Restate every line of the material, word for word.

--- Start of Exercise input ---

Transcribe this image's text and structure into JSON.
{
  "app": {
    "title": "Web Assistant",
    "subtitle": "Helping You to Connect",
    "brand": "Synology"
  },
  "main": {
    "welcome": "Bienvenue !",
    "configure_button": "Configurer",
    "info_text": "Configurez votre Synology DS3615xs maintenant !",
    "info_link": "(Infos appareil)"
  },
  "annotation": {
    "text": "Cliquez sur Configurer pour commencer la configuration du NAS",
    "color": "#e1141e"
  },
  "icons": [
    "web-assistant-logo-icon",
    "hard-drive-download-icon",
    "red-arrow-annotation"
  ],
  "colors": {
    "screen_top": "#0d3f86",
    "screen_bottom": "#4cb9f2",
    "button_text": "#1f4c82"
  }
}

--- End of Exercise input ---

Task solution:
Transcribe this image's text and structure into JSON.
{
  "app": {
    "title": "Web Assistant",
    "subtitle": "Helping You to Connect",
    "brand": "Synology"
  },
  "main": {
    "welcome": "Bienvenue !",
    "configure_button": "Configurer",
    "info_text": "Configurez votre Synology DS3615xs maintenant !",
    "info_link": "(Infos appareil)"
  },
  "annotation": {
    "text": "Cliquez sur Configurer pour commencer la configuration du NAS",
    "color": "#e1141e"
  },
  "icons": [
    "web-assistant-logo-icon",
    "hard-drive-download-icon",
    "red-arrow-annotation"
  ],
  "colors": {
    "screen_top": "#0d3f86",
    "screen_bottom": "#4cb9f2",
    "button_text": "#1f4c82"
  }
}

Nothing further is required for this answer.